◆ **Objetivo**
¿Puedes extraer sin cambios, del texto sobre La Laboral de Gijón, el fragmento que va entre "Una vez visité" y "nunca había visto.", ambos incluidos?

Una vez visité La Laboral de Gijón. Tan moderno, constructivo y prometedor nombre refiere un hiperespacio cultural y educativo ubicado en la antigua Universidad Laboral. ... El escenario es un monumento franquista tan exagerado, manierista y delirante que provoca hilaridad. Todo él es un cúmulo de águilas imperiales gigantescas, mosaicos aleccionadores, espacios de poder y territorios de instrucción (militar, por supuesto). Antes de convertirse en La Laboral lo más conocido que se había hecho en su patio de armas fue rodar una escena de Mortadelo y Filemón donde un dictador de chiste arengaba a sus súbditos. Al entrar pregunté a mi anfitrión qué hacía todavía aquel edificio de pie sobre la tierra. Él solo me pidió tiempo para entender. Cierto. Aquella exageración constructiva era la mejor denuncia de la dictadura franquista que nunca había visto.

Registros en bruto:
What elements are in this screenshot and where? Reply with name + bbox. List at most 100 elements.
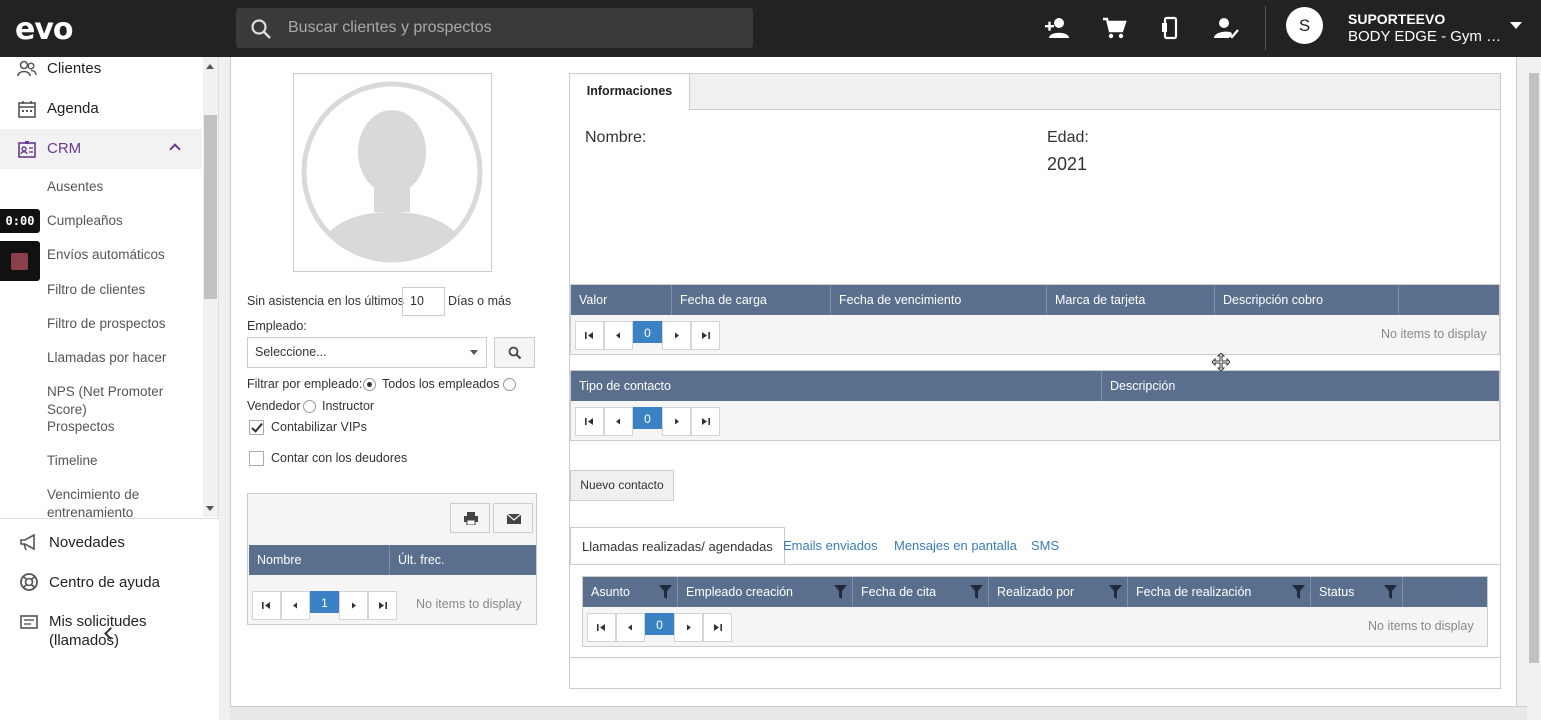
user-company[interactable]: BODY EDGE - Gym Fitness [1348,28,1503,45]
next-page-button[interactable] [662,321,691,350]
timer-badge[interactable]: 0:00 [0,209,40,233]
employee-search-button[interactable] [494,337,535,368]
sidebar-subitem-llamadas[interactable]: Llamadas por hacer [47,349,202,367]
filter-icon[interactable] [970,585,983,599]
sidebar-scrollbar-thumb[interactable] [204,115,217,299]
contacts-grid: Tipo de contacto Descripción 0 [570,370,1500,441]
tab-llamadas[interactable]: Llamadas realizadas/ agendadas [570,527,785,565]
device-icon[interactable] [1156,14,1184,42]
column-header[interactable]: Status [1311,577,1403,607]
vip-checkbox[interactable] [249,420,264,435]
filter-icon[interactable] [1109,585,1122,599]
column-header[interactable]: Asunto [583,577,678,607]
sidebar-subitem-timeline[interactable]: Timeline [47,452,202,470]
record-button[interactable] [0,241,40,281]
cards-grid: Valor Fecha de carga Fecha de vencimient… [570,284,1500,355]
column-header[interactable]: Realizado por [989,577,1128,607]
page-scrollbar[interactable] [1527,57,1541,720]
column-header[interactable]: Fecha de carga [672,285,831,315]
filter-icon[interactable] [1292,585,1305,599]
last-page-button[interactable] [691,321,720,350]
column-header[interactable]: Tipo de contacto [571,371,1102,401]
current-page[interactable]: 0 [633,407,662,429]
cart-icon[interactable] [1100,14,1128,42]
sidebar-subitem-ausentes[interactable]: Ausentes [47,178,202,196]
print-button[interactable] [450,503,490,533]
printer-icon [464,512,478,525]
last-page-button[interactable] [368,591,397,620]
first-page-button[interactable] [252,591,281,620]
first-page-button[interactable] [575,321,604,350]
radio-instructor[interactable] [303,400,316,413]
sidebar-item-clientes[interactable]: Clientes [0,49,202,89]
current-page[interactable]: 0 [633,321,662,343]
column-header[interactable]: Valor [571,285,672,315]
email-button[interactable] [493,503,533,533]
sidebar-subitem-prospectos[interactable]: Prospectos [47,418,202,436]
new-contact-button[interactable]: Nuevo contacto [570,470,674,501]
column-header[interactable]: Descripción [1102,371,1499,401]
first-page-button[interactable] [575,407,604,436]
column-header[interactable]: Empleado creación [678,577,853,607]
ticket-icon [20,615,38,629]
age-value: 2021 [1047,154,1088,174]
sidebar-item-centro-ayuda[interactable]: Centro de ayuda [0,571,219,601]
radio-all-employees[interactable] [363,378,376,391]
chevron-down-icon[interactable] [1510,22,1522,29]
scroll-down-icon[interactable] [206,506,214,511]
stop-icon [11,253,28,270]
page-scrollbar-thumb[interactable] [1529,73,1539,663]
filter-icon[interactable] [834,585,847,599]
next-page-button[interactable] [674,613,703,642]
sidebar-item-agenda[interactable]: Agenda [0,89,202,129]
filter-icon[interactable] [1384,585,1397,599]
evo-logo[interactable]: evo [15,12,74,47]
sidebar-item-label: Agenda [47,100,99,117]
sidebar-item-crm[interactable]: CRM [0,129,202,169]
column-header[interactable]: Fecha de realización [1128,577,1311,607]
first-page-icon [597,624,605,631]
empty-message: No items to display [416,597,522,611]
tab-informaciones[interactable]: Informaciones [570,74,690,111]
column-header[interactable]: Nombre [249,545,390,575]
profile-photo[interactable] [293,73,492,272]
prev-page-button[interactable] [281,591,310,620]
employee-select[interactable]: Seleccione... [247,337,487,368]
sidebar-subitem-nps[interactable]: NPS (Net Promoter Score) [47,383,202,419]
last-page-button[interactable] [691,407,720,436]
prev-page-button[interactable] [616,613,645,642]
column-header[interactable]: Fecha de cita [853,577,989,607]
prev-page-button[interactable] [604,407,633,436]
next-page-button[interactable] [662,407,691,436]
filter-icon[interactable] [659,585,672,599]
add-person-icon[interactable] [1043,14,1071,42]
sidebar-subitem-filtro-prospectos[interactable]: Filtro de prospectos [47,315,202,333]
search-box[interactable] [236,8,753,48]
absence-days-input[interactable]: 10 [402,287,445,316]
column-header[interactable]: Fecha de vencimiento [831,285,1047,315]
sidebar-subitem-filtro-clientes[interactable]: Filtro de clientes [47,281,202,299]
column-header[interactable]: Descripción cobro [1215,285,1399,315]
column-header[interactable]: Marca de tarjeta [1047,285,1215,315]
scroll-up-icon[interactable] [206,64,214,69]
avatar[interactable]: S [1286,7,1323,44]
debtors-checkbox[interactable] [249,451,264,466]
user-name[interactable]: SUPORTEEVO [1348,11,1445,27]
sidebar-subitem-envios[interactable]: Envíos automáticos [47,246,202,264]
radio-seller[interactable] [503,378,516,391]
person-check-icon[interactable] [1212,14,1240,42]
current-page[interactable]: 0 [645,613,674,635]
current-page[interactable]: 1 [310,591,339,613]
sidebar-subitem-vencimiento[interactable]: Vencimiento de entrenamiento [47,486,202,518]
next-page-button[interactable] [339,591,368,620]
prev-page-button[interactable] [604,321,633,350]
sidebar-item-novedades[interactable]: Novedades [0,531,219,561]
sidebar-subitem-cumpleanos[interactable]: Cumpleaños [47,212,202,230]
tab-sms[interactable]: SMS [1031,527,1059,565]
first-page-button[interactable] [587,613,616,642]
search-input[interactable] [288,8,738,48]
last-page-button[interactable] [703,613,732,642]
column-header[interactable]: Últ. frec. [390,545,536,575]
tab-emails[interactable]: Emails enviados [783,527,878,565]
tab-mensajes[interactable]: Mensajes en pantalla [894,527,1017,565]
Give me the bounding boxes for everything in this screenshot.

◆ **Respuesta desarrollada**
Una vez visité La Laboral de Gijón. Tan moderno, constructivo y prometedor nombre refiere un hiperespacio cultural y educativo ubicado en la antigua Universidad Laboral. ... El escenario es un monumento franquista tan exagerado, manierista y delirante que provoca hilaridad. Todo él es un cúmulo de águilas imperiales gigantescas, mosaicos aleccionadores, espacios de poder y territorios de instrucción (militar, por supuesto). Antes de convertirse en La Laboral lo más conocido que se había hecho en su patio de armas fue rodar una escena de Mortadelo y Filemón donde un dictador de chiste arengaba a sus súbditos. Al entrar pregunté a mi anfitrión qué hacía todavía aquel edificio de pie sobre la tierra. Él solo me pidió tiempo para entender. Cierto. Aquella exageración constructiva era la mejor denuncia de la dictadura franquista que nunca había visto.